Description of the task
Reproduce the lines of the data below verbatim, beginning with the line that contains "contact-rank-line-1: [74, 1830, 978, 1851]" and ending with the line that contains "word: စီမံကိန်းနှင့်: [615, 2074, 699, 2098]", including both.

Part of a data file
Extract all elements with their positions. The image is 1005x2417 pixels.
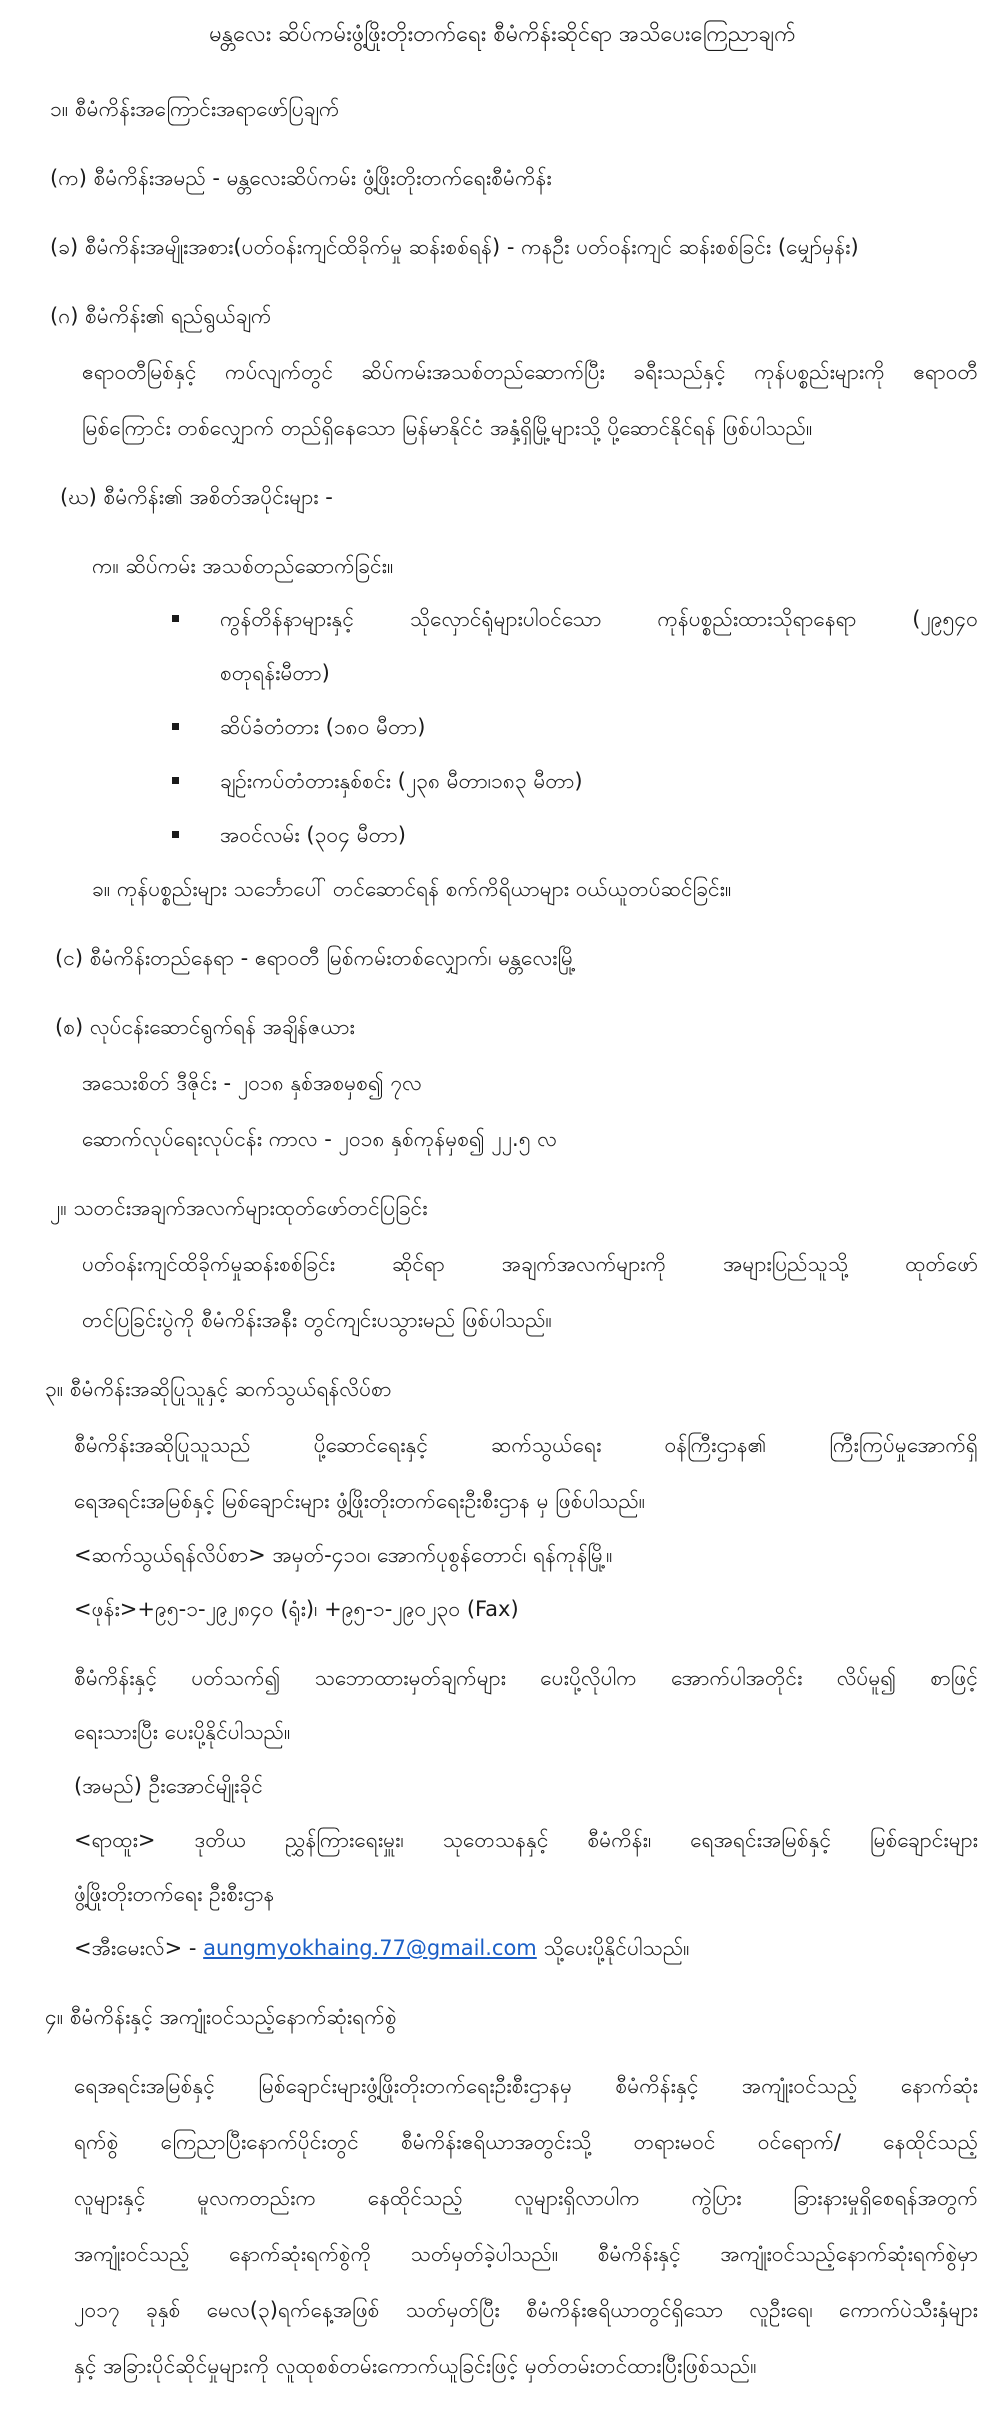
contact-rank-line-1: [74, 1830, 978, 1851]
word: ကုန်ပစ္စည်းများကို: [754, 360, 885, 384]
word: အများပြည်သူသို့: [723, 1252, 849, 1276]
word: ကုန်ပစ္စည်းထားသိုရာနေရာ: [657, 607, 857, 631]
email-label: <အီးမေးလ်> -: [74, 1936, 204, 1960]
word: မြစ်ချောင်းများ: [870, 1828, 978, 1852]
word: ကွဲပြား: [691, 2186, 742, 2210]
project-purpose-label: (ဂ) စီမံကိန်း၏ ရည်ရွယ်ချက်: [50, 304, 272, 328]
word: လူများရှိလာပါက: [514, 2186, 640, 2210]
schedule-design: အသေးစိတ် ဒီဇိုင်း - ၂၀၁၈ နှစ်အစမှစ၍ ၇လ: [82, 1071, 422, 1095]
word: ဆက်သွယ်ရေး: [491, 1433, 602, 1457]
disclosure-para-line-2: တင်ပြခြင်းပွဲကို စီမံကိန်းအနီး တွင်ကျင်းပသွားမည် ဖြစ်ပါသည်။: [82, 1308, 552, 1332]
cutoff-para-line-2: [74, 2132, 978, 2153]
word: ကပ်လျက်တွင်: [225, 360, 334, 384]
word: အောက်ပါအတိုင်း: [671, 1666, 803, 1690]
word: <ရာထူး>: [74, 1828, 156, 1852]
word: (၂၉၅၄၀: [912, 607, 978, 631]
disclosure-para-line-1: [82, 1254, 978, 1275]
word: ဆိုင်ရာ: [392, 1252, 445, 1276]
word: စီမံကိန်းနှင့်: [615, 2074, 699, 2098]
word: စီမံကိန်းဧရိယာတွင်ရှိသော: [526, 2298, 724, 2322]
bullet-icon: [172, 615, 179, 622]
word: ရေအရင်းအမြစ်နှင့်: [74, 2074, 215, 2098]
word: အကျုံးဝင်သည့်နောက်ဆုံးရက်စွဲမှာ: [720, 2242, 978, 2266]
email-link[interactable]: aungmyokhaing.77@gmail.com: [203, 1936, 537, 1960]
word: ကြေညာပြီးနောက်ပိုင်းတွင်: [160, 2130, 359, 2154]
proponent-para-line-1: [74, 1435, 978, 1456]
component-bullet-3: ချဉ်းကပ်တံတားနှစ်စင်း (၂၃၈ မီတာ၊၁၈၃ မီတာ): [220, 769, 583, 793]
component-bullet-2: ဆိပ်ခံတံတား (၁၈၀ မီတာ): [220, 715, 426, 739]
word: ထုတ်ဖော်: [905, 1252, 978, 1276]
component-bullet-1-cont: စတုရန်းမီတာ): [220, 661, 330, 685]
cutoff-para-line-1: [74, 2076, 978, 2097]
word: တရားမဝင်: [633, 2130, 716, 2154]
word: ရေအရင်းအမြစ်နှင့်: [690, 1828, 832, 1852]
bullet-icon: [172, 831, 179, 838]
word: ကွန်တိန်နာများနှင့်: [220, 607, 355, 631]
email-suffix: သို့ပေးပို့နိုင်ပါသည်။: [536, 1936, 690, 1960]
component-bullet-4: အဝင်လမ်း (၃၀၄ မီတာ): [220, 823, 406, 847]
proponent-para-line-2: ရေအရင်းအမြစ်နှင့် မြစ်ချောင်းများ ဖွံ့ဖြိုးတိုးတက်ရေးဦးစီးဌာန မှ ဖြစ်ပါသည်။: [74, 1489, 646, 1513]
word: လိပ်မူ၍: [836, 1666, 897, 1690]
contact-rank-line-2: ဖွံ့ဖြိုးတိုးတက်ရေး ဦးစီးဌာန: [74, 1882, 275, 1906]
project-location-line: (င) စီမံကိန်းတည်နေရာ - ဧရာဝတီ မြစ်ကမ်းတစ်လျှောက်၊ မန္တလေးမြို့: [55, 946, 577, 970]
word: စီမံကိန်းနှင့်: [74, 1666, 158, 1690]
word: ကြီးကြပ်မှုအောက်ရှိ: [829, 1433, 978, 1457]
word: သဘောထားမှတ်ချက်များ: [314, 1666, 506, 1690]
section-3-heading: ၃။ စီမံကိန်းအဆိုပြုသူနှင့် ဆက်သွယ်ရန်လိပ်စာ: [45, 1377, 392, 1401]
word: ပတ်သက်၍: [191, 1666, 281, 1690]
component-bullet-1: [220, 609, 978, 630]
cutoff-para-line-6: နှင့် အခြားပိုင်ဆိုင်မှုများကို လူထုစစ်တမ်းကောက်ယူခြင်းဖြင့် မှတ်တမ်းတင်ထားပြီးဖြစ်သည်။: [74, 2354, 757, 2378]
word: သတ်မှတ်ပြီး: [405, 2298, 500, 2322]
word: စီမံကိန်းအဆိုပြုသူသည်: [74, 1433, 251, 1457]
word: စီမံကိန်း၊: [587, 1828, 652, 1852]
word: စီမံကိန်းဧရိယာအတွင်းသို့: [401, 2130, 592, 2154]
contact-phone: <ဖုန်း>+၉၅-၁-၂၉၂၈၄၀ (ရုံး)၊ +၉၅-၁-၂၉၀၂၃၀ (Fax): [74, 1597, 519, 1621]
word: လူဦးရေ၊: [749, 2298, 813, 2322]
word: ပေးပို့လိုပါက: [540, 1666, 637, 1690]
word: မြစ်ချောင်းများဖွံ့ဖြိုးတိုးတက်ရေးဦးစီးဌာနမှ: [258, 2074, 572, 2098]
project-name-line: (က) စီမံကိန်းအမည် - မန္တလေးဆိပ်ကမ်း ဖွံ့ဖြိုးတိုးတက်ရေးစီမံကိန်း: [50, 166, 552, 190]
word: ခြားနားမှုရှိစေရန်အတွက်: [793, 2186, 978, 2210]
bullet-icon: [172, 723, 179, 730]
word: ခရီးသည်နှင့်: [633, 360, 726, 384]
word: ကောက်ပဲသီးနှံများ: [839, 2298, 978, 2322]
component-b-heading: ခ။ ကုန်ပစ္စည်းများ သင်္ဘောပေါ် တင်ဆောင်ရန် စက်ကိရိယာများ ဝယ်ယူတပ်ဆင်ခြင်း။: [92, 877, 732, 901]
cutoff-para-line-4: [74, 2244, 978, 2265]
word: နေထိုင်သည့်: [367, 2186, 463, 2210]
section-4-heading: ၄။ စီမံကိန်းနှင့် အကျုံးဝင်သည့်နောက်ဆုံးရက်စွဲ: [45, 2005, 397, 2029]
project-purpose-para-line-1: [82, 362, 978, 383]
cutoff-para-line-3: [74, 2188, 978, 2209]
word: ရက်စွဲ: [74, 2130, 119, 2154]
word: အချက်အလက်များကို: [501, 1252, 667, 1276]
bullet-icon: [172, 777, 179, 784]
word: သိုလှောင်ရုံများပါဝင်သော: [409, 607, 602, 631]
word: ဆိပ်ကမ်းအသစ်တည်ဆောက်ပြီး: [361, 360, 605, 384]
document-title: မန္တလေး ဆိပ်ကမ်းဖွံ့ဖြိုးတိုးတက်ရေး စီမံကိန်းဆိုင်ရာ အသိပေးကြေညာချက်: [209, 22, 796, 47]
word: ပတ်ဝန်းကျင်ထိခိုက်မှုဆန်းစစ်ခြင်း: [82, 1252, 336, 1276]
word: ဧရာဝတီ: [913, 360, 978, 384]
word: သတ်မှတ်ခဲ့ပါသည်။: [410, 2242, 559, 2266]
word: ၂၀၁၇: [74, 2298, 120, 2322]
word: မေလ(၃)ရက်နေ့အဖြစ်: [206, 2298, 380, 2322]
word: ဝင်ရောက်/: [757, 2130, 841, 2154]
word: ညွှန်ကြားရေးမှူး၊: [285, 1828, 404, 1852]
word: စီမံကိန်းနှင့်: [597, 2242, 681, 2266]
schedule-construction: ဆောက်လုပ်ရေးလုပ်ငန်း ကာလ - ၂၀၁၈ နှစ်ကုန်မှစ၍ ၂၂.၅ လ: [82, 1127, 557, 1151]
project-components-label: (ဃ) စီမံကိန်း၏ အစိတ်အပိုင်းများ -: [60, 485, 333, 509]
word: လူများနှင့်: [74, 2186, 146, 2210]
word: ပို့ဆောင်ရေးနှင့်: [313, 1433, 429, 1457]
word: စာဖြင့်: [930, 1666, 978, 1690]
comments-para-line-2: ရေးသားပြီး ပေးပို့နိုင်ပါသည်။: [74, 1720, 291, 1744]
contact-email-line: [74, 1938, 690, 1959]
word: နောက်ဆုံး: [900, 2074, 978, 2098]
word: သုတေသနနှင့်: [442, 1828, 549, 1852]
cutoff-para-line-5: [74, 2300, 978, 2321]
schedule-label: (စ) လုပ်ငန်းဆောင်ရွက်ရန် အချိန်ဇယား: [55, 1015, 355, 1039]
contact-name: (အမည်) ဦးအောင်မျိုးခိုင်: [74, 1774, 263, 1798]
word: နောက်ဆုံးရက်စွဲကို: [229, 2242, 372, 2266]
word: ဧရာဝတီမြစ်နှင့်: [82, 360, 197, 384]
word: အကျုံးဝင်သည့်: [74, 2242, 190, 2266]
section-1-heading: ၁။ စီမံကိန်းအကြောင်းအရာဖော်ပြချက်: [50, 97, 340, 121]
word: နေထိုင်သည့်: [883, 2130, 978, 2154]
component-a-heading: က။ ဆိပ်ကမ်း အသစ်တည်ဆောက်ခြင်း။: [92, 554, 394, 578]
word: အကျုံးဝင်သည့်: [741, 2074, 858, 2098]
comments-para-line-1: [74, 1668, 978, 1689]
word: ခုနှစ်: [146, 2298, 181, 2322]
word: ဝန်ကြီးဌာန၏: [664, 1433, 767, 1457]
contact-address: <ဆက်သွယ်ရန်လိပ်စာ> အမှတ်-၄၁၀၊ အောက်ပုစွန်တောင်၊ ရန်ကုန်မြို့။: [74, 1543, 613, 1567]
word: ဒုတိယ: [194, 1828, 247, 1852]
project-purpose-para-line-2: မြစ်ကြောင်း တစ်လျှောက် တည်ရှိနေသော မြန်မာနိုင်ငံ အနှံ့ရှိမြို့များသို့ ပို့ဆောင်နိုင်ရန် ဖြစ်ပါသည်။: [82, 416, 813, 440]
word: မူလကတည်းက: [197, 2186, 317, 2210]
project-type-line: (ခ) စီမံကိန်းအမျိုးအစား(ပတ်ဝန်းကျင်ထိခိုက်မှု ဆန်းစစ်ရန်) - ကနဦး ပတ်ဝန်းကျင် ဆန်းစစ်ခြင်း (မျှော်မှန်း): [50, 235, 859, 259]
section-2-heading: ၂။ သတင်းအချက်အလက်များထုတ်ဖော်တင်ပြခြင်း: [50, 1196, 428, 1220]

Solution for this task
contact-rank-line-1: [74, 1830, 978, 1851]
word: ကုန်ပစ္စည်းများကို: [754, 360, 885, 384]
word: အများပြည်သူသို့: [723, 1252, 849, 1276]
word: ကုန်ပစ္စည်းထားသိုရာနေရာ: [657, 607, 857, 631]
email-label: <အီးမေးလ်> -: [74, 1936, 204, 1960]
word: မြစ်ချောင်းများ: [870, 1828, 978, 1852]
word: ကွဲပြား: [691, 2186, 742, 2210]
project-purpose-label: (ဂ) စီမံကိန်း၏ ရည်ရွယ်ချက်: [50, 304, 272, 328]
word: လူများရှိလာပါက: [514, 2186, 640, 2210]
schedule-design: အသေးစိတ် ဒီဇိုင်း - ၂၀၁၈ နှစ်အစမှစ၍ ၇လ: [82, 1071, 422, 1095]
word: ဆက်သွယ်ရေး: [491, 1433, 602, 1457]
disclosure-para-line-2: တင်ပြခြင်းပွဲကို စီမံကိန်းအနီး တွင်ကျင်းပသွားမည် ဖြစ်ပါသည်။: [82, 1308, 552, 1332]
cutoff-para-line-2: [74, 2132, 978, 2153]
word: ကပ်လျက်တွင်: [225, 360, 334, 384]
word: အောက်ပါအတိုင်း: [671, 1666, 803, 1690]
word: <ရာထူး>: [74, 1828, 156, 1852]
word: (၂၉၅၄၀: [912, 607, 978, 631]
disclosure-para-line-1: [82, 1254, 978, 1275]
word: ဆိုင်ရာ: [392, 1252, 445, 1276]
word: စီမံကိန်းနှင့်: [615, 2074, 699, 2098]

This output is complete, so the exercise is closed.